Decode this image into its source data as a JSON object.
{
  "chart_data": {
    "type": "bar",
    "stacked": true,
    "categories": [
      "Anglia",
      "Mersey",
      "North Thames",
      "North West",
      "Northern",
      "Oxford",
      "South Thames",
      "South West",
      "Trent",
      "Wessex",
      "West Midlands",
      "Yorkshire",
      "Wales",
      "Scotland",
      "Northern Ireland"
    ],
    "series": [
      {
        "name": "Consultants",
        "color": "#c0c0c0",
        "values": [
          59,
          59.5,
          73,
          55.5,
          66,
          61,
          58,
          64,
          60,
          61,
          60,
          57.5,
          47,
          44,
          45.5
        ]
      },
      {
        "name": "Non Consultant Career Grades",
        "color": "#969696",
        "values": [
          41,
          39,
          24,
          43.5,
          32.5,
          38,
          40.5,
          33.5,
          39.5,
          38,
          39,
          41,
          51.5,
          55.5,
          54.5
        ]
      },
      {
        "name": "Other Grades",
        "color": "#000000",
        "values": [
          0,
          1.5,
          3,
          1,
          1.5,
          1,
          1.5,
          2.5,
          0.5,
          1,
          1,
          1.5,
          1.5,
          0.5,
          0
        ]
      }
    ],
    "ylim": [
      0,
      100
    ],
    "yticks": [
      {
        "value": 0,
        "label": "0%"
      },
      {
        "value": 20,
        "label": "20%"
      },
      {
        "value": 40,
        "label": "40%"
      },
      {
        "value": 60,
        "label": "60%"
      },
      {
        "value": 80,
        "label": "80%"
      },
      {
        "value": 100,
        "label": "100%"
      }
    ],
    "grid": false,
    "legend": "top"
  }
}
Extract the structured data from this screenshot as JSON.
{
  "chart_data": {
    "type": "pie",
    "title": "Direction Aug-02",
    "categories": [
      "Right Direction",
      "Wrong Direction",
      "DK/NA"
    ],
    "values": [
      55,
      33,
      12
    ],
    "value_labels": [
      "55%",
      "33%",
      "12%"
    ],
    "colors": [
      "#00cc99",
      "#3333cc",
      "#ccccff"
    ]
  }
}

^^^^^^^^^^^^^^^^

- Problem statement -
Pull out the lines above in which the word "this" appears.

- Correct result -
Decode this image into its source data as a JSON object.
Extract the structured data from this screenshot as JSON.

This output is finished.